>> Start Entries supplied

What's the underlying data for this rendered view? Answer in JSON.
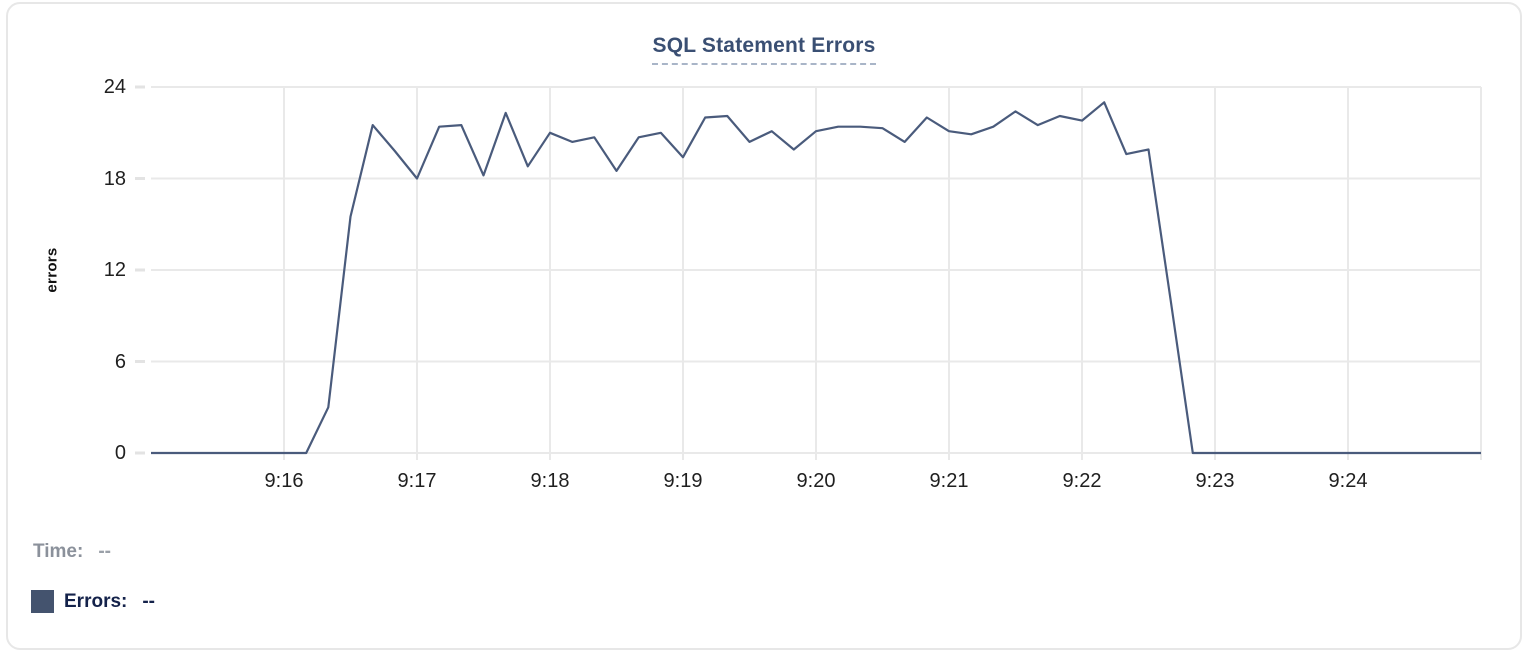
{
  "chart_data": {
    "type": "line",
    "title": "SQL Statement Errors",
    "xlabel": "",
    "ylabel": "errors",
    "ylim": [
      0,
      24
    ],
    "y_ticks": [
      0,
      6,
      12,
      18,
      24
    ],
    "x_axis_start": "9:15:00",
    "x_axis_end": "9:25:00",
    "point_interval_seconds": 10,
    "x_tick_labels": [
      "9:16",
      "9:17",
      "9:18",
      "9:19",
      "9:20",
      "9:21",
      "9:22",
      "9:23",
      "9:24"
    ],
    "grid": true,
    "legend_position": "bottom-left",
    "series": [
      {
        "name": "Errors",
        "color": "#4a5b7c",
        "values": [
          0,
          0,
          0,
          0,
          0,
          0,
          0,
          0,
          3,
          15.5,
          21.5,
          19.8,
          18,
          21.4,
          21.5,
          18.2,
          22.3,
          18.8,
          21,
          20.4,
          20.7,
          18.5,
          20.7,
          21,
          19.4,
          22,
          22.1,
          20.4,
          21.1,
          19.9,
          21.1,
          21.4,
          21.4,
          21.3,
          20.4,
          22,
          21.1,
          20.9,
          21.4,
          22.4,
          21.5,
          22.1,
          21.8,
          23,
          19.6,
          19.9,
          10,
          0,
          0,
          0,
          0,
          0,
          0,
          0,
          0,
          0,
          0,
          0,
          0,
          0,
          0
        ]
      }
    ]
  },
  "footer": {
    "time_label": "Time:",
    "time_value": "--",
    "errors_label": "Errors:",
    "errors_value": "--",
    "swatch_color": "#44536e"
  },
  "colors": {
    "title": "#3a4f73",
    "title_underline": "#a9b5c8",
    "grid": "#e9e9e9",
    "axis_text": "#1f1f1f",
    "line": "#4a5b7c",
    "legend_swatch": "#44536e",
    "time_label_gray": "#8b919b",
    "errors_label_navy": "#14224a",
    "card_border": "#e7e7e7"
  }
}
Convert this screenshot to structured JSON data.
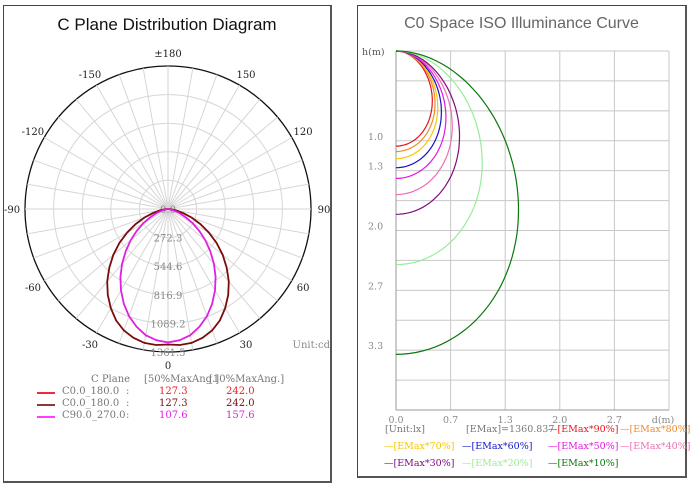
{
  "left_panel": {
    "title": "C Plane Distribution Diagram",
    "unit_label": "Unit:cd",
    "legend": {
      "header": {
        "plane": "C Plane",
        "col1": "[50%MaxAng.]",
        "col2": "[10%MaxAng.]"
      },
      "rows": [
        {
          "name": "C0.0_180.0",
          "colon": ":",
          "v50": "127.3",
          "v10": "242.0",
          "color": "#ee2c3c",
          "value_color": "#e8202a"
        },
        {
          "name": "C0.0_180.0",
          "colon": ":",
          "v50": "127.3",
          "v10": "242.0",
          "color": "#8b3a3a",
          "value_color": "#7a0c0c"
        },
        {
          "name": "C90.0_270.0",
          "colon": ":",
          "v50": "107.6",
          "v10": "157.6",
          "color": "#ff3cff",
          "value_color": "#e020e0"
        }
      ]
    }
  },
  "right_panel": {
    "title": "C0 Space ISO Illuminance Curve",
    "legend": {
      "unit": "[Unit:lx]",
      "emax": "[EMax]=1360.837",
      "items": [
        {
          "label": "[EMax*90%]",
          "color": "#e8141e"
        },
        {
          "label": "[EMax*80%]",
          "color": "#f08c28"
        },
        {
          "label": "[EMax*70%]",
          "color": "#f5c800"
        },
        {
          "label": "[EMax*60%]",
          "color": "#1414c8"
        },
        {
          "label": "[EMax*50%]",
          "color": "#e614e6"
        },
        {
          "label": "[EMax*40%]",
          "color": "#ee6eb4"
        },
        {
          "label": "[EMax*30%]",
          "color": "#820a82"
        },
        {
          "label": "[EMax*20%]",
          "color": "#96ee96"
        },
        {
          "label": "[EMax*10%]",
          "color": "#0a780a"
        }
      ]
    }
  },
  "chart_data": [
    {
      "type": "polar",
      "title": "C Plane Distribution Diagram",
      "unit": "cd",
      "angle_labels": [
        "0",
        "30",
        "60",
        "90",
        "120",
        "150",
        "±180",
        "-150",
        "-120",
        "-90",
        "-60",
        "-30"
      ],
      "angle_ticks": [
        0,
        30,
        60,
        90,
        120,
        150,
        180,
        -150,
        -120,
        -90,
        -60,
        -30
      ],
      "radial_labels": [
        "0.0",
        "272.3",
        "544.6",
        "816.9",
        "1089.2",
        "1361.5"
      ],
      "radial_ticks": [
        0,
        272.3,
        544.6,
        816.9,
        1089.2,
        1361.5
      ],
      "rmax": 1361.5,
      "grid": true,
      "series": [
        {
          "name": "C0.0_180.0",
          "color": "#7a0c0c",
          "angles": [
            0,
            5,
            10,
            15,
            20,
            25,
            30,
            35,
            40,
            45,
            50,
            55,
            60,
            65,
            70,
            75,
            80,
            85,
            88,
            90
          ],
          "values": [
            1290,
            1300,
            1295,
            1270,
            1230,
            1170,
            1090,
            1000,
            900,
            790,
            680,
            565,
            450,
            340,
            240,
            150,
            80,
            30,
            10,
            0
          ]
        },
        {
          "name": "C90.0_270.0",
          "color": "#e020e0",
          "angles": [
            0,
            5,
            10,
            15,
            20,
            25,
            30,
            35,
            40,
            45,
            50,
            55,
            60,
            65,
            70,
            75,
            80,
            85,
            90
          ],
          "values": [
            1270,
            1255,
            1220,
            1160,
            1085,
            995,
            895,
            790,
            680,
            570,
            465,
            365,
            270,
            185,
            115,
            60,
            25,
            5,
            0
          ]
        }
      ]
    },
    {
      "type": "line",
      "title": "C0 Space ISO Illuminance Curve",
      "xlabel": "d(m)",
      "ylabel": "h(m)",
      "x_ticks": [
        "0.0",
        "0.7",
        "1.3",
        "2.0",
        "2.7"
      ],
      "y_ticks": [
        "1.0",
        "1.3",
        "2.0",
        "2.7",
        "3.3"
      ],
      "xlim": [
        0,
        3.33
      ],
      "ylim": [
        0,
        4.0
      ],
      "grid": true,
      "emax_lx": 1360.837,
      "series": [
        {
          "name": "EMax*90%",
          "depth_m": 1.06,
          "reach_m": 0.4
        },
        {
          "name": "EMax*80%",
          "depth_m": 1.12,
          "reach_m": 0.43
        },
        {
          "name": "EMax*70%",
          "depth_m": 1.2,
          "reach_m": 0.46
        },
        {
          "name": "EMax*60%",
          "depth_m": 1.3,
          "reach_m": 0.5
        },
        {
          "name": "EMax*50%",
          "depth_m": 1.42,
          "reach_m": 0.55
        },
        {
          "name": "EMax*40%",
          "depth_m": 1.6,
          "reach_m": 0.62
        },
        {
          "name": "EMax*30%",
          "depth_m": 1.82,
          "reach_m": 0.7
        },
        {
          "name": "EMax*20%",
          "depth_m": 2.38,
          "reach_m": 0.95
        },
        {
          "name": "EMax*10%",
          "depth_m": 3.38,
          "reach_m": 1.35
        }
      ]
    }
  ]
}
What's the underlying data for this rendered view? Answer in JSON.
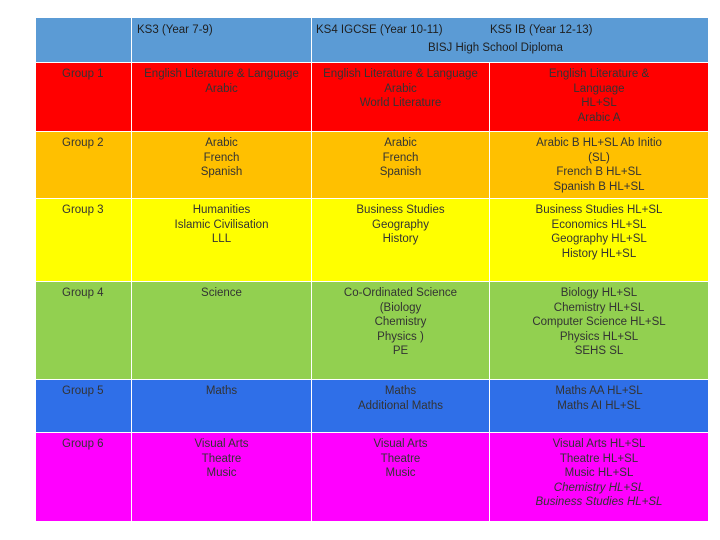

>> End Entries supplied

» Required work:
Using the data above, write out every line exactly, leaving the images behind.

» Task result:
What's the underlying data for this rendered view? Answer in JSON.
{
  "chart_data": {
    "type": "line",
    "title": "SQL Statement Errors",
    "xlabel": "",
    "ylabel": "errors",
    "ylim": [
      0,
      24
    ],
    "y_ticks": [
      0,
      6,
      12,
      18,
      24
    ],
    "x_axis_start": "9:15:00",
    "x_axis_end": "9:25:00",
    "point_interval_seconds": 10,
    "x_tick_labels": [
      "9:16",
      "9:17",
      "9:18",
      "9:19",
      "9:20",
      "9:21",
      "9:22",
      "9:23",
      "9:24"
    ],
    "grid": true,
    "legend_position": "bottom-left",
    "series": [
      {
        "name": "Errors",
        "color": "#4a5b7c",
        "values": [
          0,
          0,
          0,
          0,
          0,
          0,
          0,
          0,
          3,
          15.5,
          21.5,
          19.8,
          18,
          21.4,
          21.5,
          18.2,
          22.3,
          18.8,
          21,
          20.4,
          20.7,
          18.5,
          20.7,
          21,
          19.4,
          22,
          22.1,
          20.4,
          21.1,
          19.9,
          21.1,
          21.4,
          21.4,
          21.3,
          20.4,
          22,
          21.1,
          20.9,
          21.4,
          22.4,
          21.5,
          22.1,
          21.8,
          23,
          19.6,
          19.9,
          10,
          0,
          0,
          0,
          0,
          0,
          0,
          0,
          0,
          0,
          0,
          0,
          0,
          0,
          0
        ]
      }
    ]
  },
  "footer": {
    "time_label": "Time:",
    "time_value": "--",
    "errors_label": "Errors:",
    "errors_value": "--",
    "swatch_color": "#44536e"
  },
  "colors": {
    "title": "#3a4f73",
    "title_underline": "#a9b5c8",
    "grid": "#e9e9e9",
    "axis_text": "#1f1f1f",
    "line": "#4a5b7c",
    "legend_swatch": "#44536e",
    "time_label_gray": "#8b919b",
    "errors_label_navy": "#14224a",
    "card_border": "#e7e7e7"
  }
}
Convert this screenshot to structured JSON data.
{
  "left_panel": {
    "title": "C Plane Distribution Diagram",
    "unit_label": "Unit:cd",
    "legend": {
      "header": {
        "plane": "C Plane",
        "col1": "[50%MaxAng.]",
        "col2": "[10%MaxAng.]"
      },
      "rows": [
        {
          "name": "C0.0_180.0",
          "colon": ":",
          "v50": "127.3",
          "v10": "242.0",
          "color": "#ee2c3c",
          "value_color": "#e8202a"
        },
        {
          "name": "C0.0_180.0",
          "colon": ":",
          "v50": "127.3",
          "v10": "242.0",
          "color": "#8b3a3a",
          "value_color": "#7a0c0c"
        },
        {
          "name": "C90.0_270.0",
          "colon": ":",
          "v50": "107.6",
          "v10": "157.6",
          "color": "#ff3cff",
          "value_color": "#e020e0"
        }
      ]
    }
  },
  "right_panel": {
    "title": "C0 Space ISO Illuminance Curve",
    "legend": {
      "unit": "[Unit:lx]",
      "emax": "[EMax]=1360.837",
      "items": [
        {
          "label": "[EMax*90%]",
          "color": "#e8141e"
        },
        {
          "label": "[EMax*80%]",
          "color": "#f08c28"
        },
        {
          "label": "[EMax*70%]",
          "color": "#f5c800"
        },
        {
          "label": "[EMax*60%]",
          "color": "#1414c8"
        },
        {
          "label": "[EMax*50%]",
          "color": "#e614e6"
        },
        {
          "label": "[EMax*40%]",
          "color": "#ee6eb4"
        },
        {
          "label": "[EMax*30%]",
          "color": "#820a82"
        },
        {
          "label": "[EMax*20%]",
          "color": "#96ee96"
        },
        {
          "label": "[EMax*10%]",
          "color": "#0a780a"
        }
      ]
    }
  },
  "chart_data": [
    {
      "type": "polar",
      "title": "C Plane Distribution Diagram",
      "unit": "cd",
      "angle_labels": [
        "0",
        "30",
        "60",
        "90",
        "120",
        "150",
        "±180",
        "-150",
        "-120",
        "-90",
        "-60",
        "-30"
      ],
      "angle_ticks": [
        0,
        30,
        60,
        90,
        120,
        150,
        180,
        -150,
        -120,
        -90,
        -60,
        -30
      ],
      "radial_labels": [
        "0.0",
        "272.3",
        "544.6",
        "816.9",
        "1089.2",
        "1361.5"
      ],
      "radial_ticks": [
        0,
        272.3,
        544.6,
        816.9,
        1089.2,
        1361.5
      ],
      "rmax": 1361.5,
      "grid": true,
      "series": [
        {
          "name": "C0.0_180.0",
          "color": "#7a0c0c",
          "angles": [
            0,
            5,
            10,
            15,
            20,
            25,
            30,
            35,
            40,
            45,
            50,
            55,
            60,
            65,
            70,
            75,
            80,
            85,
            88,
            90
          ],
          "values": [
            1290,
            1300,
            1295,
            1270,
            1230,
            1170,
            1090,
            1000,
            900,
            790,
            680,
            565,
            450,
            340,
            240,
            150,
            80,
            30,
            10,
            0
          ]
        },
        {
          "name": "C90.0_270.0",
          "color": "#e020e0",
          "angles": [
            0,
            5,
            10,
            15,
            20,
            25,
            30,
            35,
            40,
            45,
            50,
            55,
            60,
            65,
            70,
            75,
            80,
            85,
            90
          ],
          "values": [
            1270,
            1255,
            1220,
            1160,
            1085,
            995,
            895,
            790,
            680,
            570,
            465,
            365,
            270,
            185,
            115,
            60,
            25,
            5,
            0
          ]
        }
      ]
    },
    {
      "type": "line",
      "title": "C0 Space ISO Illuminance Curve",
      "xlabel": "d(m)",
      "ylabel": "h(m)",
      "x_ticks": [
        "0.0",
        "0.7",
        "1.3",
        "2.0",
        "2.7"
      ],
      "y_ticks": [
        "1.0",
        "1.3",
        "2.0",
        "2.7",
        "3.3"
      ],
      "xlim": [
        0,
        3.33
      ],
      "ylim": [
        0,
        4.0
      ],
      "grid": true,
      "emax_lx": 1360.837,
      "series": [
        {
          "name": "EMax*90%",
          "depth_m": 1.06,
          "reach_m": 0.4
        },
        {
          "name": "EMax*80%",
          "depth_m": 1.12,
          "reach_m": 0.43
        },
        {
          "name": "EMax*70%",
          "depth_m": 1.2,
          "reach_m": 0.46
        },
        {
          "name": "EMax*60%",
          "depth_m": 1.3,
          "reach_m": 0.5
        },
        {
          "name": "EMax*50%",
          "depth_m": 1.42,
          "reach_m": 0.55
        },
        {
          "name": "EMax*40%",
          "depth_m": 1.6,
          "reach_m": 0.62
        },
        {
          "name": "EMax*30%",
          "depth_m": 1.82,
          "reach_m": 0.7
        },
        {
          "name": "EMax*20%",
          "depth_m": 2.38,
          "reach_m": 0.95
        },
        {
          "name": "EMax*10%",
          "depth_m": 3.38,
          "reach_m": 1.35
        }
      ]
    }
  ]
}
What's the underlying data for this rendered view? Answer in JSON.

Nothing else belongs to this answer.